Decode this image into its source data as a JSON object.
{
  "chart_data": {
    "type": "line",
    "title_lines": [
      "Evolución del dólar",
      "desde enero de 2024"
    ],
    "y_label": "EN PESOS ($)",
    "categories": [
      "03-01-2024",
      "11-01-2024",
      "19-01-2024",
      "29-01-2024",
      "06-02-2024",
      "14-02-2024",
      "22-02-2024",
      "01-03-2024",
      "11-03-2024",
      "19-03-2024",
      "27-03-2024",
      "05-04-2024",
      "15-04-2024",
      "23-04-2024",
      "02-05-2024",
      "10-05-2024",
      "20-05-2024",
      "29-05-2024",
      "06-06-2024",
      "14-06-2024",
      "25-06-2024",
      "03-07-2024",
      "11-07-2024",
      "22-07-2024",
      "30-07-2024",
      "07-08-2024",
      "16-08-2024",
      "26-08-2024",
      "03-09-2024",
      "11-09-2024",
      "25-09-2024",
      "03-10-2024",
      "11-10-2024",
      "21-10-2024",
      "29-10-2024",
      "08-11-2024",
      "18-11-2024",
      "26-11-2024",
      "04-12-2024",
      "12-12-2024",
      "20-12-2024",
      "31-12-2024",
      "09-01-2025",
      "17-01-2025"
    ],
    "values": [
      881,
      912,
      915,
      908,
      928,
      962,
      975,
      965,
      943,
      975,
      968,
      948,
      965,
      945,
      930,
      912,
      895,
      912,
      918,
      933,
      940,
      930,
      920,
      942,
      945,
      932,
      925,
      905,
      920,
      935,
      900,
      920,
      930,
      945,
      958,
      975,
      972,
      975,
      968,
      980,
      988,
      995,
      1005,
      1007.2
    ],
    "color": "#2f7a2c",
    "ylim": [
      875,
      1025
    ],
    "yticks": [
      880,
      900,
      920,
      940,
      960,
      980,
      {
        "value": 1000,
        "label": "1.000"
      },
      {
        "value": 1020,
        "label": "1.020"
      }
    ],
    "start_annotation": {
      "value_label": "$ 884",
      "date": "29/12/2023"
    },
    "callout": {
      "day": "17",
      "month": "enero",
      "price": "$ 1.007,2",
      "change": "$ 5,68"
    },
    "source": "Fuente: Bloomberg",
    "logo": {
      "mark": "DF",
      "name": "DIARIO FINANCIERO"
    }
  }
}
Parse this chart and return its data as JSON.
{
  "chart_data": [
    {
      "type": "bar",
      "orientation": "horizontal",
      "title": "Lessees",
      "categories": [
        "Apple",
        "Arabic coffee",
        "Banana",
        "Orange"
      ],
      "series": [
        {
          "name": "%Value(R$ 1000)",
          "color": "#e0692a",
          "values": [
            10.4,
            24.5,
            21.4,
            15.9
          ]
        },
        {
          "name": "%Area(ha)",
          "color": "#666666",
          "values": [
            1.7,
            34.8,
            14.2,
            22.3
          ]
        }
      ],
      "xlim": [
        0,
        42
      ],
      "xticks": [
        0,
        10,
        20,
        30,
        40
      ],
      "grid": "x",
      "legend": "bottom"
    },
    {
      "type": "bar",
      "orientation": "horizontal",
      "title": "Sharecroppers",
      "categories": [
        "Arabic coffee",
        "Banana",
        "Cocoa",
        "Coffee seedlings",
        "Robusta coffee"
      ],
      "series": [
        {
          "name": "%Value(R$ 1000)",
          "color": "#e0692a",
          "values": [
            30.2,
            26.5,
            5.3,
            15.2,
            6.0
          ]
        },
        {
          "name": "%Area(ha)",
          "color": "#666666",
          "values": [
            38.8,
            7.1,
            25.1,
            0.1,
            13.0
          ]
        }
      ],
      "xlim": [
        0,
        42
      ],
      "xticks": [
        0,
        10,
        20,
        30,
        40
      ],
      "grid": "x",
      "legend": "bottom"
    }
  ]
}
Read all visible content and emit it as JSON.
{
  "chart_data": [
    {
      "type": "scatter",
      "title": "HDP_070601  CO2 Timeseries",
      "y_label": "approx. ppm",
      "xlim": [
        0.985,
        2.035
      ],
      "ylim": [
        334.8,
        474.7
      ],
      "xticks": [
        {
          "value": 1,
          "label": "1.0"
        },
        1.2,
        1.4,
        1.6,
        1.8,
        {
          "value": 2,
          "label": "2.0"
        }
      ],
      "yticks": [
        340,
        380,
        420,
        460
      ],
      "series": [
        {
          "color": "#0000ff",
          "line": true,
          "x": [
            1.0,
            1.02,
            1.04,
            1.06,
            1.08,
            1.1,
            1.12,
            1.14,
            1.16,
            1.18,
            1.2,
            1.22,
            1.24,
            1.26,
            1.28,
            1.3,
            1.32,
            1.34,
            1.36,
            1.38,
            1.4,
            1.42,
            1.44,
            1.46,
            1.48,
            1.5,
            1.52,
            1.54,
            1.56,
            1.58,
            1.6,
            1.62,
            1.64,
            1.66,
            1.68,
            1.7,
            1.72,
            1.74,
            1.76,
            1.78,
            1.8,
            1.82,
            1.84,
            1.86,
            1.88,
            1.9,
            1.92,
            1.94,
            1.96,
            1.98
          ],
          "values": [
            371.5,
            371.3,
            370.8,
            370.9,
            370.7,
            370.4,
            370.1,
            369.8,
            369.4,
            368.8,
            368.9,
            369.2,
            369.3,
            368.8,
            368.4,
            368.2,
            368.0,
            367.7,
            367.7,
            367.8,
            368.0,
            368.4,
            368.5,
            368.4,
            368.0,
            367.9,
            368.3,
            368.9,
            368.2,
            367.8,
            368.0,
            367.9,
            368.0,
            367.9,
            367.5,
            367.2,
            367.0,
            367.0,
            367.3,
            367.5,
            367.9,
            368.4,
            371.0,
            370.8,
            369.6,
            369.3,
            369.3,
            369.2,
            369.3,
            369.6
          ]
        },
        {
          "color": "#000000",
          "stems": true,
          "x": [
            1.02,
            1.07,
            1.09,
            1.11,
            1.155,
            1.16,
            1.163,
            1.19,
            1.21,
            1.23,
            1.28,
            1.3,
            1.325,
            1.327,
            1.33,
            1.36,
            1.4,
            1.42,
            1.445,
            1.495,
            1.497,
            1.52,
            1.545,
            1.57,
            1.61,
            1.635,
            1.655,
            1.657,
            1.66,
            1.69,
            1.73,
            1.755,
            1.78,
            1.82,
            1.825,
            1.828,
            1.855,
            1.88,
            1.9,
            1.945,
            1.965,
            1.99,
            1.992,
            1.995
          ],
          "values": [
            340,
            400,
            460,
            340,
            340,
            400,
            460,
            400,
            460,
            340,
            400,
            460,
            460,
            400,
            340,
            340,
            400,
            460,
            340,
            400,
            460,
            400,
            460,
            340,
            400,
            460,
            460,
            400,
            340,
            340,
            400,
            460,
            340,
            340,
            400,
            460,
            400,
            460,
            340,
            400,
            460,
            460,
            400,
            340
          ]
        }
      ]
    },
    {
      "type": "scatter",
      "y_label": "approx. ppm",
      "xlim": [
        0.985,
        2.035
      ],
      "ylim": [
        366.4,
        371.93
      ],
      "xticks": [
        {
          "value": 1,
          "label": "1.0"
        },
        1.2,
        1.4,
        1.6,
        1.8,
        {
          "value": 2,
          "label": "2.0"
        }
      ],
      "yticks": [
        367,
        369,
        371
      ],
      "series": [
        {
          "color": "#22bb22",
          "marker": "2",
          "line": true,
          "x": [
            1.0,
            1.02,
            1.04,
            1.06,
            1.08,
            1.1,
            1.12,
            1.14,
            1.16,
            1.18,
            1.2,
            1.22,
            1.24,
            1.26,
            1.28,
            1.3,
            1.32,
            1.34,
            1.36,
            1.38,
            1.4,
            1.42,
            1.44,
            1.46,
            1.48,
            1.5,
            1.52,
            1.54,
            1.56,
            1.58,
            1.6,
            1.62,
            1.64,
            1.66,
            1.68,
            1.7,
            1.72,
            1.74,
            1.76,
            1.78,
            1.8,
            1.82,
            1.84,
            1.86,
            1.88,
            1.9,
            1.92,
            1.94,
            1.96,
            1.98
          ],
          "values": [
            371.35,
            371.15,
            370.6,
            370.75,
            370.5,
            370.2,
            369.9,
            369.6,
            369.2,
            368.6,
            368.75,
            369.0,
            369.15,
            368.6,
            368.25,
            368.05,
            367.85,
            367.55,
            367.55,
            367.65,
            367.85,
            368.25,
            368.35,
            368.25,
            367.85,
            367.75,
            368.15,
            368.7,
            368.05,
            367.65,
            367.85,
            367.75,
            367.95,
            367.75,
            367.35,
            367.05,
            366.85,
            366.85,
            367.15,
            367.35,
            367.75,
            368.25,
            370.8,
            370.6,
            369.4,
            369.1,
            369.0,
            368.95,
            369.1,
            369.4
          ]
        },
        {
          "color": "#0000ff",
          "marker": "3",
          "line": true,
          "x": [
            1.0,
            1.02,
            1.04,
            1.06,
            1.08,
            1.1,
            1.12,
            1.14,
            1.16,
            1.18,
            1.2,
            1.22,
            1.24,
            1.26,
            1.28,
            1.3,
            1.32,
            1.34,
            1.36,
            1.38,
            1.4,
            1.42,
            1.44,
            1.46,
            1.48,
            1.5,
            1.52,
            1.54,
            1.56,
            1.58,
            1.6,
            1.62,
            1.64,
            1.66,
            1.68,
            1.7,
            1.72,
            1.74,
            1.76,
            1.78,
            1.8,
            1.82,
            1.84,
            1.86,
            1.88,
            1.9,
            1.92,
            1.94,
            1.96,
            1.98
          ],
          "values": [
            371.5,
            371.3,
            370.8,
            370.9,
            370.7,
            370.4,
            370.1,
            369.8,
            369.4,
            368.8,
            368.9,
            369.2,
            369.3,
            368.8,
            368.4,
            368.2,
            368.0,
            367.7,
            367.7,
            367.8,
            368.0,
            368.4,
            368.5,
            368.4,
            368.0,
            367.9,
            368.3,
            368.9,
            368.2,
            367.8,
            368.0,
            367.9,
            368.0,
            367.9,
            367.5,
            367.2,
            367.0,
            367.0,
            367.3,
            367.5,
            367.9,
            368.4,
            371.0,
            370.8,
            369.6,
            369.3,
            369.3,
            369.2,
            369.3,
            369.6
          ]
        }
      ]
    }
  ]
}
◇ ◇ ◇
— WHAT THIS TASK INVOLVES —
Tally up the lines with the word "JSON" in them, and answer with that number by itself.

— RESPONSE TO THE EXERCISE —
3